» **AIM OF THE EXERCISE**
Word for word, quote all of the material, omitting the pictures.

##############################

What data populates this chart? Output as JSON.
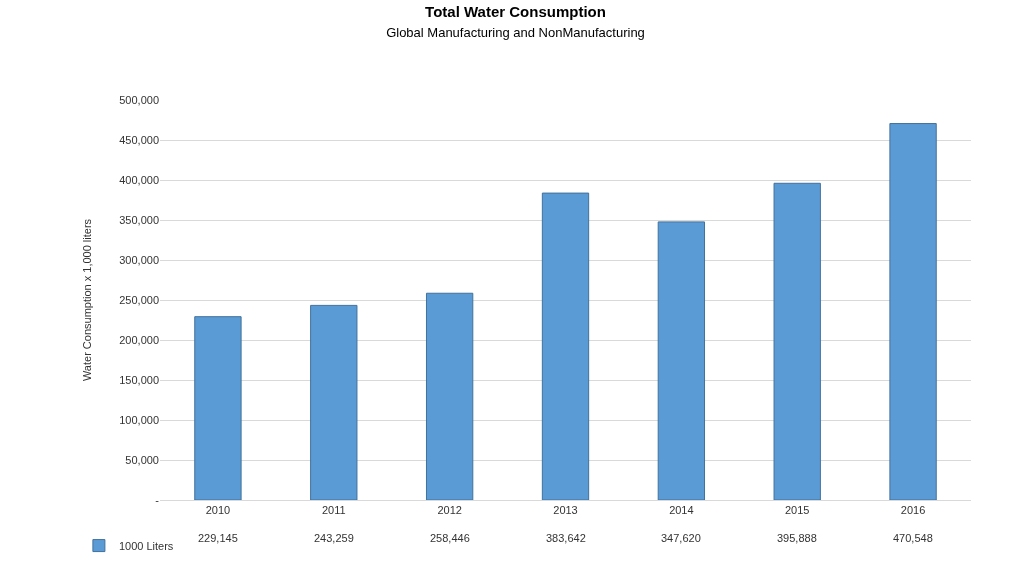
{
  "chart_data": {
    "type": "bar",
    "title": "Total Water Consumption",
    "subtitle": "Global Manufacturing and NonManufacturing",
    "ylabel": "Water Consumption x 1,000 liters",
    "categories": [
      "2010",
      "2011",
      "2012",
      "2013",
      "2014",
      "2015",
      "2016"
    ],
    "series": [
      {
        "name": "1000 Liters",
        "color": "#5b9bd5",
        "values": [
          229145,
          243259,
          258446,
          383642,
          347620,
          395888,
          470548
        ],
        "value_labels": [
          "229,145",
          "243,259",
          "258,446",
          "383,642",
          "347,620",
          "395,888",
          "470,548"
        ]
      }
    ],
    "ylim": [
      0,
      500000
    ],
    "yticks": [
      {
        "value": 0,
        "label": "-"
      },
      {
        "value": 50000,
        "label": "50,000"
      },
      {
        "value": 100000,
        "label": "100,000"
      },
      {
        "value": 150000,
        "label": "150,000"
      },
      {
        "value": 200000,
        "label": "200,000"
      },
      {
        "value": 250000,
        "label": "250,000"
      },
      {
        "value": 300000,
        "label": "300,000"
      },
      {
        "value": 350000,
        "label": "350,000"
      },
      {
        "value": 400000,
        "label": "400,000"
      },
      {
        "value": 450000,
        "label": "450,000"
      },
      {
        "value": 500000,
        "label": "500,000"
      }
    ],
    "grid": true,
    "legend": "bottom left"
  }
}
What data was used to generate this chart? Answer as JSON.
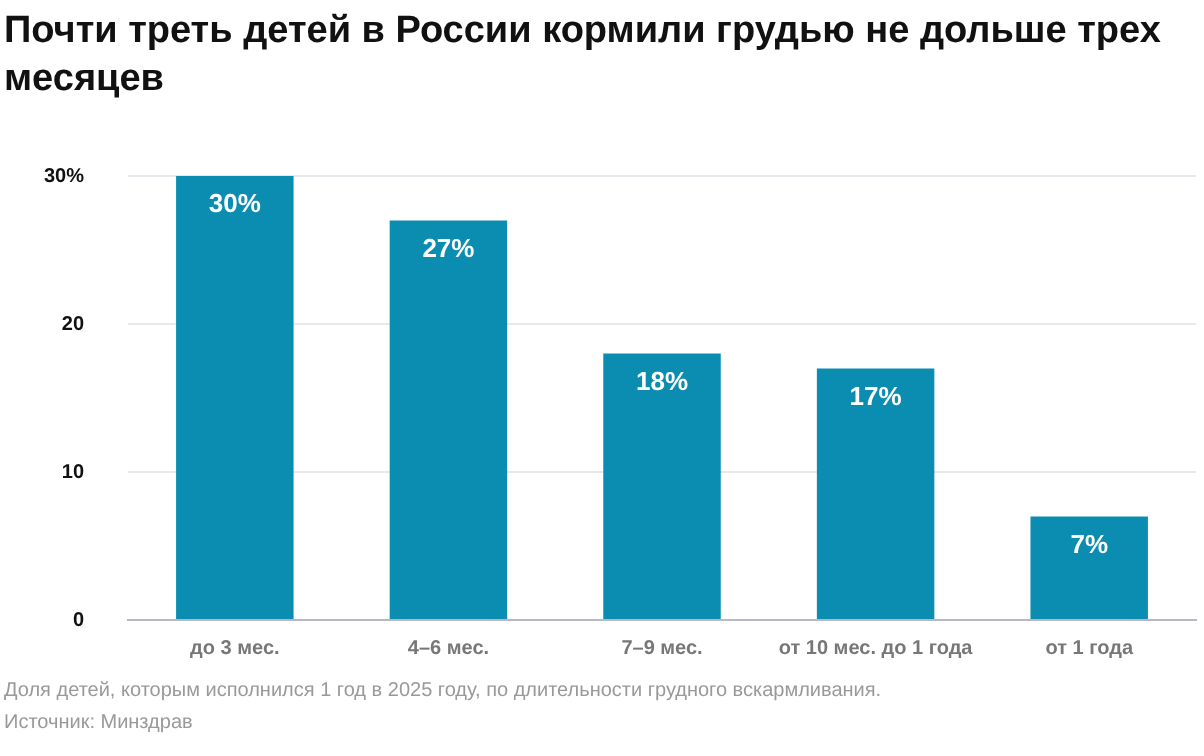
{
  "chart_data": {
    "type": "bar",
    "title": "Почти треть детей в России кормили грудью не дольше трех месяцев",
    "categories": [
      "до 3 мес.",
      "4–6 мес.",
      "7–9 мес.",
      "от 10 мес. до 1 года",
      "от 1 года"
    ],
    "values": [
      30,
      27,
      18,
      17,
      7
    ],
    "color": "#0a8db0",
    "value_labels": [
      "30%",
      "27%",
      "18%",
      "17%",
      "7%"
    ],
    "ylim": [
      0,
      30
    ],
    "yticks": [
      0,
      10,
      20,
      {
        "value": 30,
        "label": "30%"
      }
    ],
    "grid": "y",
    "annotations": [
      "Доля детей, которым исполнился 1 год в 2025 году, по длительности грудного вскармливания.",
      "Источник: Минздрав"
    ]
  }
}
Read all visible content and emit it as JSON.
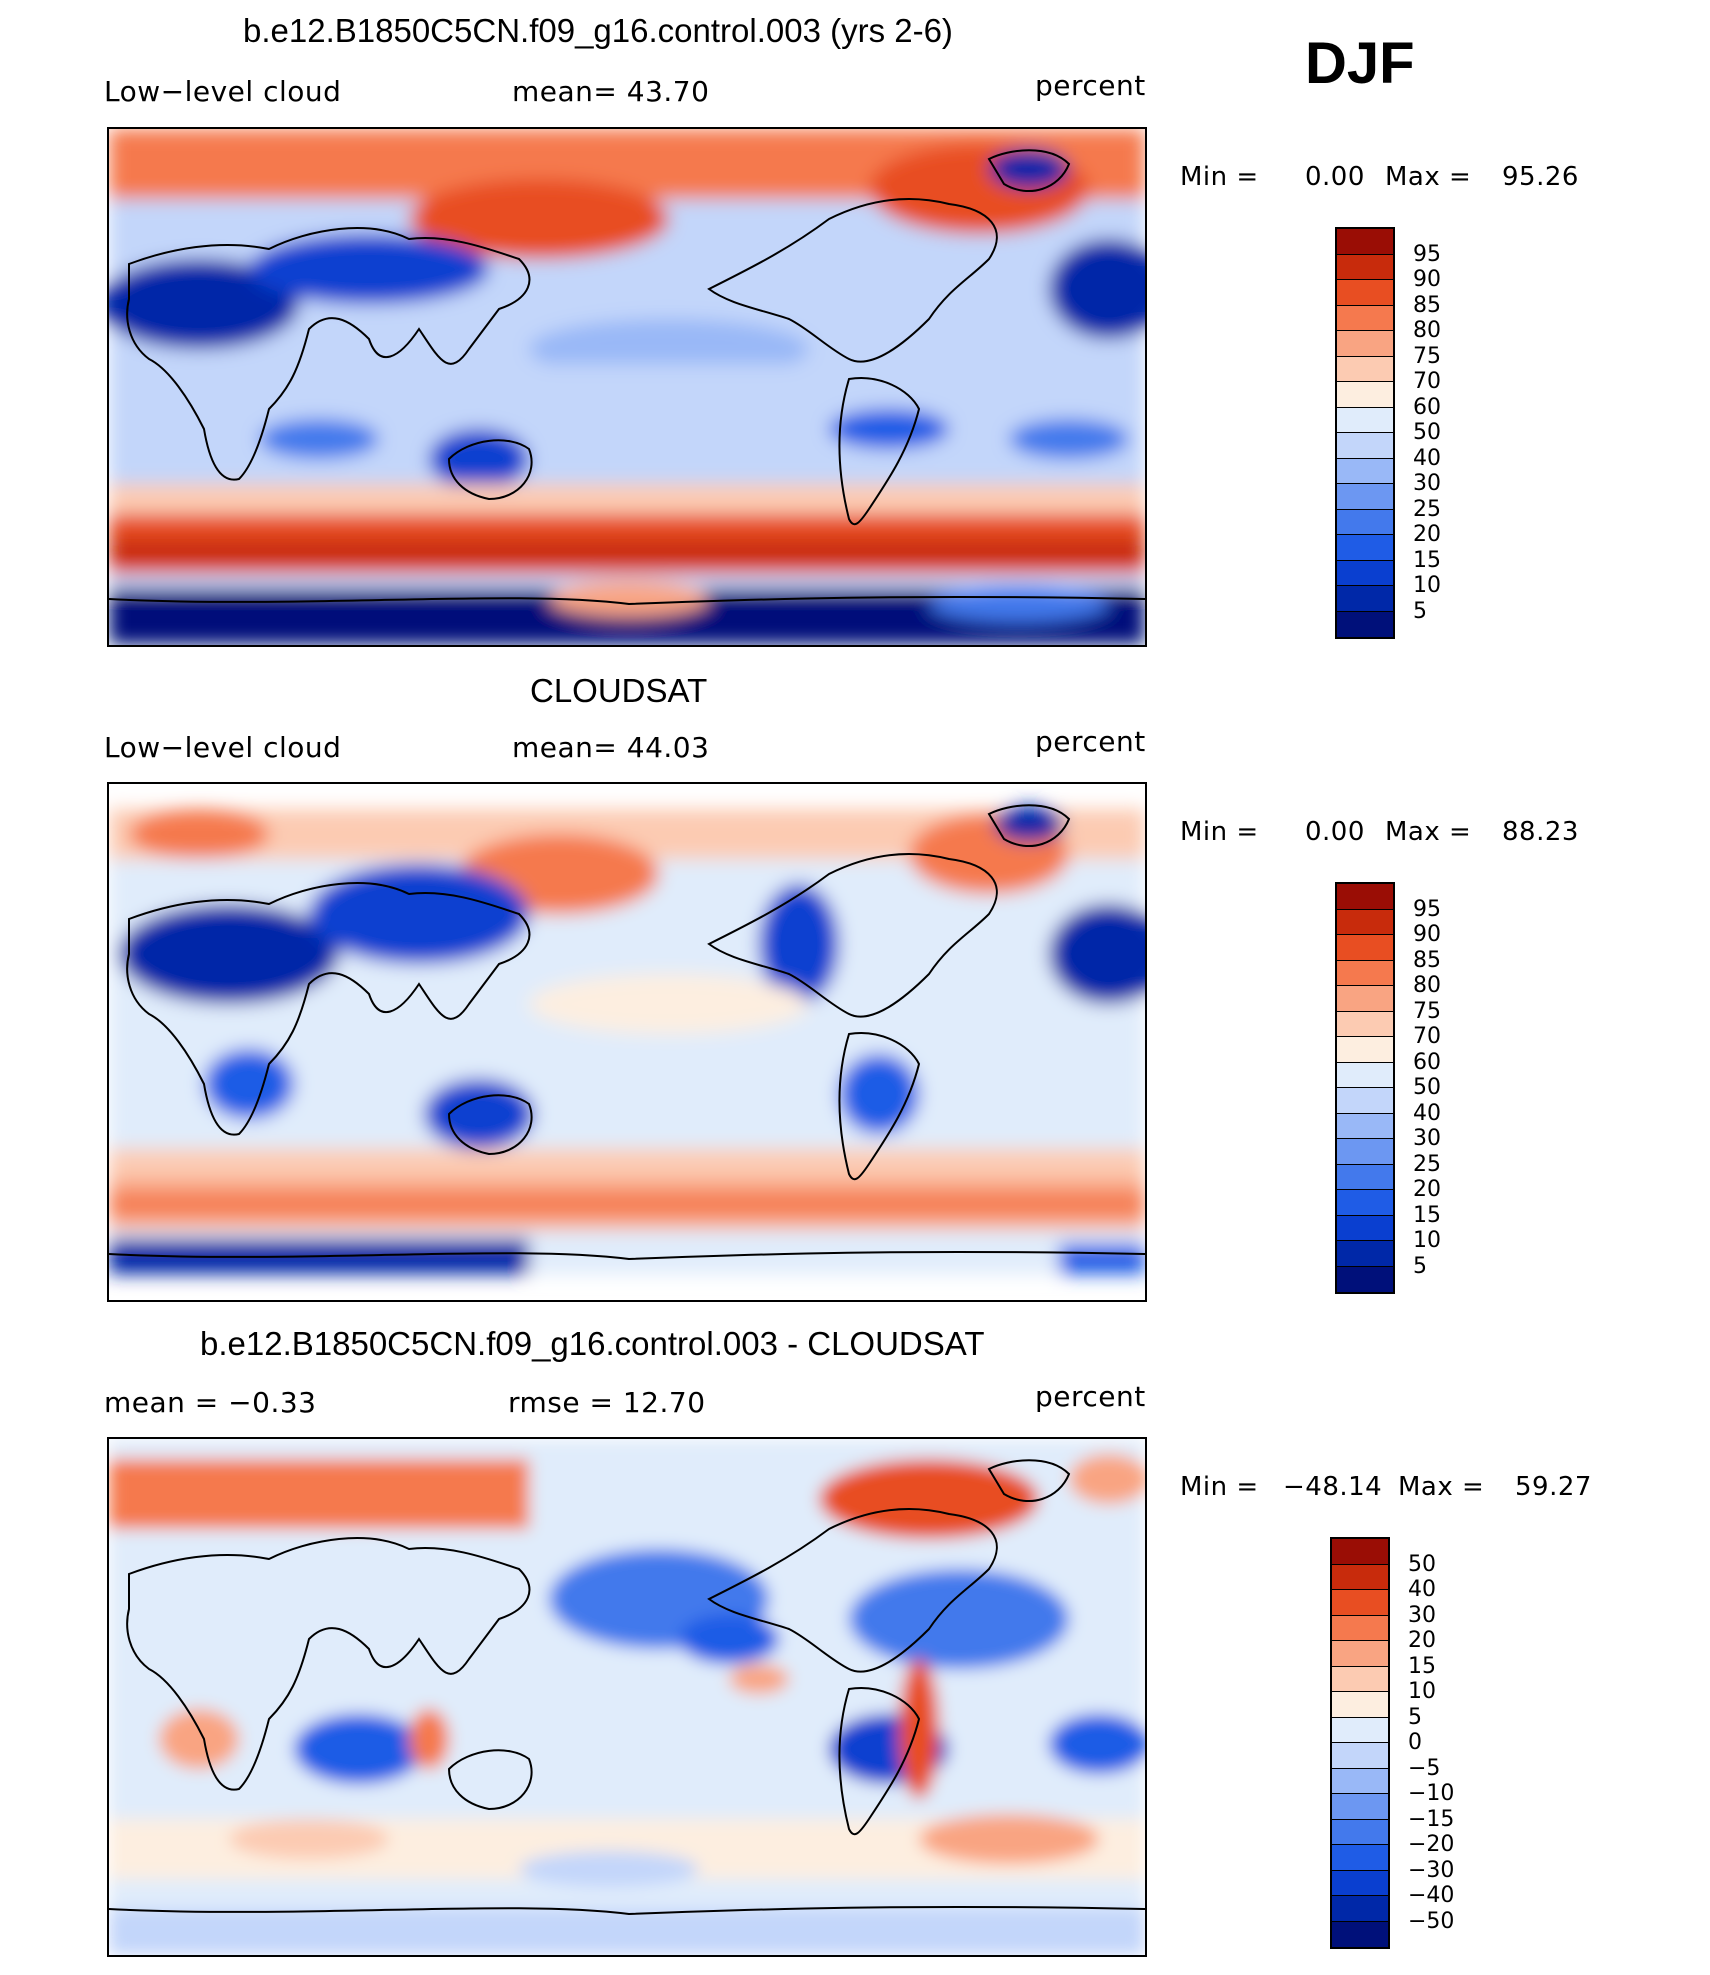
{
  "season": "DJF",
  "units": "percent",
  "palette": {
    "bounded": [
      "#00107a",
      "#0028a8",
      "#0a3fd0",
      "#1f5ce6",
      "#4379ec",
      "#6c97f2",
      "#99b8f7",
      "#c3d6fa",
      "#e0ecfb",
      "#fdeee0",
      "#fccbb2",
      "#f9a482",
      "#f5794e",
      "#e84e22",
      "#c82b0c",
      "#9a0d05"
    ],
    "diff": [
      "#00107a",
      "#0028a8",
      "#0a3fd0",
      "#1f5ce6",
      "#4379ec",
      "#6c97f2",
      "#99b8f7",
      "#c3d6fa",
      "#e0ecfb",
      "#fdeee0",
      "#fccbb2",
      "#f9a482",
      "#f5794e",
      "#e84e22",
      "#c82b0c",
      "#9a0d05"
    ]
  },
  "panels": [
    {
      "title": "b.e12.B1850C5CN.f09_g16.control.003 (yrs 2-6)",
      "left_label": "Low−level  cloud",
      "mid_label": "mean=   43.70",
      "units": "percent",
      "min_label": "Min  =",
      "min_value": "0.00",
      "max_label": "Max  =",
      "max_value": "95.26",
      "colorbar_labels": [
        "95",
        "90",
        "85",
        "80",
        "75",
        "70",
        "60",
        "50",
        "40",
        "30",
        "25",
        "20",
        "15",
        "10",
        "5"
      ],
      "kind": "model"
    },
    {
      "title": "CLOUDSAT",
      "left_label": "Low−level  cloud",
      "mid_label": "mean=   44.03",
      "units": "percent",
      "min_label": "Min  =",
      "min_value": "0.00",
      "max_label": "Max  =",
      "max_value": "88.23",
      "colorbar_labels": [
        "95",
        "90",
        "85",
        "80",
        "75",
        "70",
        "60",
        "50",
        "40",
        "30",
        "25",
        "20",
        "15",
        "10",
        "5"
      ],
      "kind": "obs"
    },
    {
      "title": "b.e12.B1850C5CN.f09_g16.control.003 - CLOUDSAT",
      "left_label": "mean  =   −0.33",
      "mid_label": "rmse  =   12.70",
      "units": "percent",
      "min_label": "Min  =",
      "min_value": "−48.14",
      "max_label": "Max  =",
      "max_value": "59.27",
      "colorbar_labels": [
        "50",
        "40",
        "30",
        "20",
        "15",
        "10",
        "5",
        "0",
        "−5",
        "−10",
        "−15",
        "−20",
        "−30",
        "−40",
        "−50"
      ],
      "kind": "diff"
    }
  ]
}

##############################

» **RESPONSE TO THIS TASK**
What data populates this chart? Output as JSON.
{
  "chart_data": {
    "type": "bar",
    "title": "Total Water Consumption",
    "subtitle": "Global Manufacturing and NonManufacturing",
    "ylabel": "Water Consumption x 1,000 liters",
    "categories": [
      "2010",
      "2011",
      "2012",
      "2013",
      "2014",
      "2015",
      "2016"
    ],
    "series": [
      {
        "name": "1000 Liters",
        "color": "#5b9bd5",
        "values": [
          229145,
          243259,
          258446,
          383642,
          347620,
          395888,
          470548
        ],
        "value_labels": [
          "229,145",
          "243,259",
          "258,446",
          "383,642",
          "347,620",
          "395,888",
          "470,548"
        ]
      }
    ],
    "ylim": [
      0,
      500000
    ],
    "yticks": [
      {
        "value": 0,
        "label": "-"
      },
      {
        "value": 50000,
        "label": "50,000"
      },
      {
        "value": 100000,
        "label": "100,000"
      },
      {
        "value": 150000,
        "label": "150,000"
      },
      {
        "value": 200000,
        "label": "200,000"
      },
      {
        "value": 250000,
        "label": "250,000"
      },
      {
        "value": 300000,
        "label": "300,000"
      },
      {
        "value": 350000,
        "label": "350,000"
      },
      {
        "value": 400000,
        "label": "400,000"
      },
      {
        "value": 450000,
        "label": "450,000"
      },
      {
        "value": 500000,
        "label": "500,000"
      }
    ],
    "grid": true,
    "legend": "bottom left"
  }
}
What data was used to generate this chart? Answer as JSON.
{
  "chart_data": {
    "type": "bar",
    "title": "Почти треть детей в России кормили грудью не дольше трех месяцев",
    "categories": [
      "до 3 мес.",
      "4–6 мес.",
      "7–9 мес.",
      "от 10 мес. до 1 года",
      "от 1 года"
    ],
    "values": [
      30,
      27,
      18,
      17,
      7
    ],
    "color": "#0a8db0",
    "value_labels": [
      "30%",
      "27%",
      "18%",
      "17%",
      "7%"
    ],
    "ylim": [
      0,
      30
    ],
    "yticks": [
      0,
      10,
      20,
      {
        "value": 30,
        "label": "30%"
      }
    ],
    "grid": "y",
    "annotations": [
      "Доля детей, которым исполнился 1 год в 2025 году, по длительности грудного вскармливания.",
      "Источник: Минздрав"
    ]
  }
}
Read all visible content and emit it as JSON.
{
  "season": "DJF",
  "units": "percent",
  "palette": {
    "bounded": [
      "#00107a",
      "#0028a8",
      "#0a3fd0",
      "#1f5ce6",
      "#4379ec",
      "#6c97f2",
      "#99b8f7",
      "#c3d6fa",
      "#e0ecfb",
      "#fdeee0",
      "#fccbb2",
      "#f9a482",
      "#f5794e",
      "#e84e22",
      "#c82b0c",
      "#9a0d05"
    ],
    "diff": [
      "#00107a",
      "#0028a8",
      "#0a3fd0",
      "#1f5ce6",
      "#4379ec",
      "#6c97f2",
      "#99b8f7",
      "#c3d6fa",
      "#e0ecfb",
      "#fdeee0",
      "#fccbb2",
      "#f9a482",
      "#f5794e",
      "#e84e22",
      "#c82b0c",
      "#9a0d05"
    ]
  },
  "panels": [
    {
      "title": "b.e12.B1850C5CN.f09_g16.control.003 (yrs 2-6)",
      "left_label": "Low−level  cloud",
      "mid_label": "mean=   43.70",
      "units": "percent",
      "min_label": "Min  =",
      "min_value": "0.00",
      "max_label": "Max  =",
      "max_value": "95.26",
      "colorbar_labels": [
        "95",
        "90",
        "85",
        "80",
        "75",
        "70",
        "60",
        "50",
        "40",
        "30",
        "25",
        "20",
        "15",
        "10",
        "5"
      ],
      "kind": "model"
    },
    {
      "title": "CLOUDSAT",
      "left_label": "Low−level  cloud",
      "mid_label": "mean=   44.03",
      "units": "percent",
      "min_label": "Min  =",
      "min_value": "0.00",
      "max_label": "Max  =",
      "max_value": "88.23",
      "colorbar_labels": [
        "95",
        "90",
        "85",
        "80",
        "75",
        "70",
        "60",
        "50",
        "40",
        "30",
        "25",
        "20",
        "15",
        "10",
        "5"
      ],
      "kind": "obs"
    },
    {
      "title": "b.e12.B1850C5CN.f09_g16.control.003 - CLOUDSAT",
      "left_label": "mean  =   −0.33",
      "mid_label": "rmse  =   12.70",
      "units": "percent",
      "min_label": "Min  =",
      "min_value": "−48.14",
      "max_label": "Max  =",
      "max_value": "59.27",
      "colorbar_labels": [
        "50",
        "40",
        "30",
        "20",
        "15",
        "10",
        "5",
        "0",
        "−5",
        "−10",
        "−15",
        "−20",
        "−30",
        "−40",
        "−50"
      ],
      "kind": "diff"
    }
  ]
}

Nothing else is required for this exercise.